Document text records

-=-=-

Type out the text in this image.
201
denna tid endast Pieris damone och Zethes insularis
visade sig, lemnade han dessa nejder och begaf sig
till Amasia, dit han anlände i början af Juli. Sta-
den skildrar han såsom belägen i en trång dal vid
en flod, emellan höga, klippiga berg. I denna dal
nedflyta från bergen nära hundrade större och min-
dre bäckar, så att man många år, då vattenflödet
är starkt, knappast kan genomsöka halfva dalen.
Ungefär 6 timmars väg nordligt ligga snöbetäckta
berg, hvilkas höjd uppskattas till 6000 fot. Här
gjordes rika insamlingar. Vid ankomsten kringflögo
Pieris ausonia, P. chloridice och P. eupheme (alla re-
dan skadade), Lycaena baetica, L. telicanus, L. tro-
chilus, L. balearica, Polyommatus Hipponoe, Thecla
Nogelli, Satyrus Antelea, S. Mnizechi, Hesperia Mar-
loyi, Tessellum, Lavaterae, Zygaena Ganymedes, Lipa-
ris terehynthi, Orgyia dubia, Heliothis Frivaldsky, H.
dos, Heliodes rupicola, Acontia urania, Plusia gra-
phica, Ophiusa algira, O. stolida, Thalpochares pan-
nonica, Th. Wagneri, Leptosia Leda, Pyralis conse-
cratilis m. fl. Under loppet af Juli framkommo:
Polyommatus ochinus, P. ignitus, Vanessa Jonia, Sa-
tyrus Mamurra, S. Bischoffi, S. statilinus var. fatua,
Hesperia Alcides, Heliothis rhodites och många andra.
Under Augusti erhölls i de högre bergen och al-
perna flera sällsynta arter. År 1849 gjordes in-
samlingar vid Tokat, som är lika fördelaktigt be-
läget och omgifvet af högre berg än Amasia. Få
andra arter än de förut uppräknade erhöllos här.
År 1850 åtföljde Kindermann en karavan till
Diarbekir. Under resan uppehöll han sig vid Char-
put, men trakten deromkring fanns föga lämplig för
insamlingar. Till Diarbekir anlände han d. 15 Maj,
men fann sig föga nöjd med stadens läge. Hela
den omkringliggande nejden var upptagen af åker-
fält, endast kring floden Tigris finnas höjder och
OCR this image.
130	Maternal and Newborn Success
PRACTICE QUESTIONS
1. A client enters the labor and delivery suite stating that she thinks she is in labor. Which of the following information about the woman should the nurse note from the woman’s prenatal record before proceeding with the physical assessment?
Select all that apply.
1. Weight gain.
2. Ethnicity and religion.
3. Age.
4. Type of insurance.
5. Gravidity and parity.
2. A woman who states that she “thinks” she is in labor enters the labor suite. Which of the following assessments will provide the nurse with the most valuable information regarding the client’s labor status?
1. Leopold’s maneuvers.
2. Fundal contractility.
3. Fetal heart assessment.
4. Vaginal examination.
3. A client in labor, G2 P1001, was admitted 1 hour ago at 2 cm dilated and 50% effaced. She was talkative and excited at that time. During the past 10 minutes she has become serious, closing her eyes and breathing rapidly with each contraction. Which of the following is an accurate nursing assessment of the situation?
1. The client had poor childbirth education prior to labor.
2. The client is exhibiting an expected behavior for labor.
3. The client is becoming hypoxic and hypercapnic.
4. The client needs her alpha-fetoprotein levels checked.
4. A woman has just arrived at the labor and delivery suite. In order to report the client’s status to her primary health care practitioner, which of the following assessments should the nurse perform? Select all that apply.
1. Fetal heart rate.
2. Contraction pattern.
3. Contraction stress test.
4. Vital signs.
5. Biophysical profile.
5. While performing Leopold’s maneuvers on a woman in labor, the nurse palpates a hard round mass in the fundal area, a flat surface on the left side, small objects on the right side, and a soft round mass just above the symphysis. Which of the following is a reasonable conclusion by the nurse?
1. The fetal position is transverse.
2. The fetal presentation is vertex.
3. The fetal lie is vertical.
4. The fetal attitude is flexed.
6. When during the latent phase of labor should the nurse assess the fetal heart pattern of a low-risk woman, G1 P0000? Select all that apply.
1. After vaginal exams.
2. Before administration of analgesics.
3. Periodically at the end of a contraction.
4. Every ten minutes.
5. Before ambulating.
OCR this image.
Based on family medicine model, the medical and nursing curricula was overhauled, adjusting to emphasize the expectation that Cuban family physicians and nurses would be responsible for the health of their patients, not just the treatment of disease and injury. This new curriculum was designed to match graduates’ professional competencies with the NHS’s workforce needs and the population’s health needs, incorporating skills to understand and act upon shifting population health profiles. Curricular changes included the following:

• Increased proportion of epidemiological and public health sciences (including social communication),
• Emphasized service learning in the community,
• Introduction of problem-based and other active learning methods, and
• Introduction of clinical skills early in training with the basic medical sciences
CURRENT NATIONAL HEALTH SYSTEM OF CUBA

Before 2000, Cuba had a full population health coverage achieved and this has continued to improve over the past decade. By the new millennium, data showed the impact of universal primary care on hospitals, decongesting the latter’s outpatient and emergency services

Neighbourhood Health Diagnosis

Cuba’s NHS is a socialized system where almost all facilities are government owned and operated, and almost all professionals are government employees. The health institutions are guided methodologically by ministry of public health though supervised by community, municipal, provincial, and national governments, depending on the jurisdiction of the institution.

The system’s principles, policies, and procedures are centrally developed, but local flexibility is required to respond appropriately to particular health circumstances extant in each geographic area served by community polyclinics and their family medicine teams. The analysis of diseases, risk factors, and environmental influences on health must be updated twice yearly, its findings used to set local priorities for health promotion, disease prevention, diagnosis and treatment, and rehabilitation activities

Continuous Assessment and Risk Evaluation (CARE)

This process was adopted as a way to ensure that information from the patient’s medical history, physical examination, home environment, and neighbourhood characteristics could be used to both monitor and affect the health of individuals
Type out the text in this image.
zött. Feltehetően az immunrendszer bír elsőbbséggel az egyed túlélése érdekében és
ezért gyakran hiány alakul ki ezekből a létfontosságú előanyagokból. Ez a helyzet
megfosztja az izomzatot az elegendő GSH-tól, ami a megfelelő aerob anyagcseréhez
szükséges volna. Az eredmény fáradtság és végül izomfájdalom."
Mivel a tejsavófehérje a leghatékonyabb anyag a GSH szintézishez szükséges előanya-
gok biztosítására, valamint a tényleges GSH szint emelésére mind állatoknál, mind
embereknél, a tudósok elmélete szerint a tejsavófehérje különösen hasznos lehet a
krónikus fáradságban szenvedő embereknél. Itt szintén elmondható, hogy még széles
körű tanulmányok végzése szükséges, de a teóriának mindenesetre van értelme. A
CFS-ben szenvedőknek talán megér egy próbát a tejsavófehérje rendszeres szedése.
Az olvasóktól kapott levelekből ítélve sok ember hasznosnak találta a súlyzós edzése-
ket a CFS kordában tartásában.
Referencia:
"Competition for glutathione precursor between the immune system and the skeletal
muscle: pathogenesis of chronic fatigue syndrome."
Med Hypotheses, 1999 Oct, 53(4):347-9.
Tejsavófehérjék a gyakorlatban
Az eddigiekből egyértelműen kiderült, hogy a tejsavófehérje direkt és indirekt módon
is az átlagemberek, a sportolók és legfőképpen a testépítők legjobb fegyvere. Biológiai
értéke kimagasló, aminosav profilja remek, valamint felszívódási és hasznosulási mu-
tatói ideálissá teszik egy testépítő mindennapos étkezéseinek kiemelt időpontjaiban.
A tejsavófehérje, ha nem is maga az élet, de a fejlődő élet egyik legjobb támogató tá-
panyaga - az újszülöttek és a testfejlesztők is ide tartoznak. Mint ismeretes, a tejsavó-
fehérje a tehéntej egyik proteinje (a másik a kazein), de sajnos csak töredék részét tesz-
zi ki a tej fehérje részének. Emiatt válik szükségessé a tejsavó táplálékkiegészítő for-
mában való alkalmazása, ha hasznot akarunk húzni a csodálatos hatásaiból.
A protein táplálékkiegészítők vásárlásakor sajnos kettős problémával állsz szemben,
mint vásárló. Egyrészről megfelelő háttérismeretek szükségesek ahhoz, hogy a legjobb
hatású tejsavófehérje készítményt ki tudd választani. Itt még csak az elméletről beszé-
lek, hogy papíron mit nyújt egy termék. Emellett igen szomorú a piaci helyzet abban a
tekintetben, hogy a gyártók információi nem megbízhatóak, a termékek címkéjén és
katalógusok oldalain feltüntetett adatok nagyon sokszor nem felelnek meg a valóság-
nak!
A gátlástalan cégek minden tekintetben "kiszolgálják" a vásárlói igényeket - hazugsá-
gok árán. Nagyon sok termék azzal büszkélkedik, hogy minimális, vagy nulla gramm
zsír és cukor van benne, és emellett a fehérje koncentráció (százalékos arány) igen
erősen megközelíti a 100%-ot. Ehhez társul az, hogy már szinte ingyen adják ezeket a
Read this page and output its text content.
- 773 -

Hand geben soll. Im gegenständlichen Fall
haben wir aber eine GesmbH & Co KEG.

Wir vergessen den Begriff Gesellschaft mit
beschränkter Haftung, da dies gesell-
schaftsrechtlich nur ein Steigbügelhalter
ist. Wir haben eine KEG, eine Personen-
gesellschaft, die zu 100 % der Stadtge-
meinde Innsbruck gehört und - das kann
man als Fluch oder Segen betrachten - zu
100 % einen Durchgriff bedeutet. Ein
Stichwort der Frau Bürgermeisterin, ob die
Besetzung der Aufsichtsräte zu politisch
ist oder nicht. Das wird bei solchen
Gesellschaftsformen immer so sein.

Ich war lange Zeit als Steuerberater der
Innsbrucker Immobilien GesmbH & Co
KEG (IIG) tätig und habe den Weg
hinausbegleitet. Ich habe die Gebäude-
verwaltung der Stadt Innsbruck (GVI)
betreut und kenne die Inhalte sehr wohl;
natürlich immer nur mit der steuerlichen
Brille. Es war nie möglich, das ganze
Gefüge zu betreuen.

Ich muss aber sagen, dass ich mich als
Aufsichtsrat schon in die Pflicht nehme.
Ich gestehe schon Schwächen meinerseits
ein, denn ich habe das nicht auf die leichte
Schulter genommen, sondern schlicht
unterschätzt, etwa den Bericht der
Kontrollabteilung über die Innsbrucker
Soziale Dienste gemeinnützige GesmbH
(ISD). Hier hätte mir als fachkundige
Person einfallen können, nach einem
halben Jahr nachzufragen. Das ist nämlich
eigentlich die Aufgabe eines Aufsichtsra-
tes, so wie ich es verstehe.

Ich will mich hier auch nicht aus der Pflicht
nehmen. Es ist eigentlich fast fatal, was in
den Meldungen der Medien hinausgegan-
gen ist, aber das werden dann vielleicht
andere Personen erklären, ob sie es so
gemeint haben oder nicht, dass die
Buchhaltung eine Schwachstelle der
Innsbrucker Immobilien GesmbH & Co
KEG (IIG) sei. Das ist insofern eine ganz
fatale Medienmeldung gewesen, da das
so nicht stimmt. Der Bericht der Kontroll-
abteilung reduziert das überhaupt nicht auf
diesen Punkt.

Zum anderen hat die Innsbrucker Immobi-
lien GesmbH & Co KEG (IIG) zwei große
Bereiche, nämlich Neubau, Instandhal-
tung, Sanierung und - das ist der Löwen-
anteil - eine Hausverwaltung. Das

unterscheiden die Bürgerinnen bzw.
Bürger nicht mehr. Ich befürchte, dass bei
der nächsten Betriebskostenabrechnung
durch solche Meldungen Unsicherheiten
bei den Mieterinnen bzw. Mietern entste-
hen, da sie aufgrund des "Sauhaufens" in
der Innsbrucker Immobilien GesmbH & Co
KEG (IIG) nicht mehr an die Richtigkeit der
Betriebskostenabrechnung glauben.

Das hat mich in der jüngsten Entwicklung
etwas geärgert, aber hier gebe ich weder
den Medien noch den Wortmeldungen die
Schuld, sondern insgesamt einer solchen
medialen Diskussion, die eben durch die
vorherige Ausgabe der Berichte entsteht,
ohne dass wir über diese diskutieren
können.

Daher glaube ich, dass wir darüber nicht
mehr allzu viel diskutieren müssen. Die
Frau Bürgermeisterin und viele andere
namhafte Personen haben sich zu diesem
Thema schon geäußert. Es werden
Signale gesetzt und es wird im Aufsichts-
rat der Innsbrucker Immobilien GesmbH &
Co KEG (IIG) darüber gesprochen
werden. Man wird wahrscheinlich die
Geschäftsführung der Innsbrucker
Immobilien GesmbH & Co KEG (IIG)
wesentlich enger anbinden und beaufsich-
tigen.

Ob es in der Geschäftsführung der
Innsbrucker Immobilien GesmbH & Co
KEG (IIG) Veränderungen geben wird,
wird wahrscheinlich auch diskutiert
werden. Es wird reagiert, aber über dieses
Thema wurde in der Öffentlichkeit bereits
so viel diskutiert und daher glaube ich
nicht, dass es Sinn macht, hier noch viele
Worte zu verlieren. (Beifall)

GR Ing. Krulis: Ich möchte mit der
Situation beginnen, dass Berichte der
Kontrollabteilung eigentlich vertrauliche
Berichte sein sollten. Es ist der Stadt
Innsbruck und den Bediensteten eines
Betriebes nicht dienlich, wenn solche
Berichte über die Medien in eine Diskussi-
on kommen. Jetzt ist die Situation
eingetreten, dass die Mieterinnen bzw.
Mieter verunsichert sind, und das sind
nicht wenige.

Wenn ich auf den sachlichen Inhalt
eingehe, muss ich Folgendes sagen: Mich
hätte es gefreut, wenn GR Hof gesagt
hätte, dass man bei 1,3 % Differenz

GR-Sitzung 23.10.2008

-=-=-

### PROBLEM DETAILS:
Go through the data and copy every line that includes "Select".

### TASK ANSWER:
Select all that apply.
4. A woman has just arrived at the labor and delivery suite. In order to report the client’s status to her primary health care practitioner, which of the following assessments should the nurse perform? Select all that apply.
6. When during the latent phase of labor should the nurse assess the fetal heart pattern of a low-risk woman, G1 P0000? Select all that apply.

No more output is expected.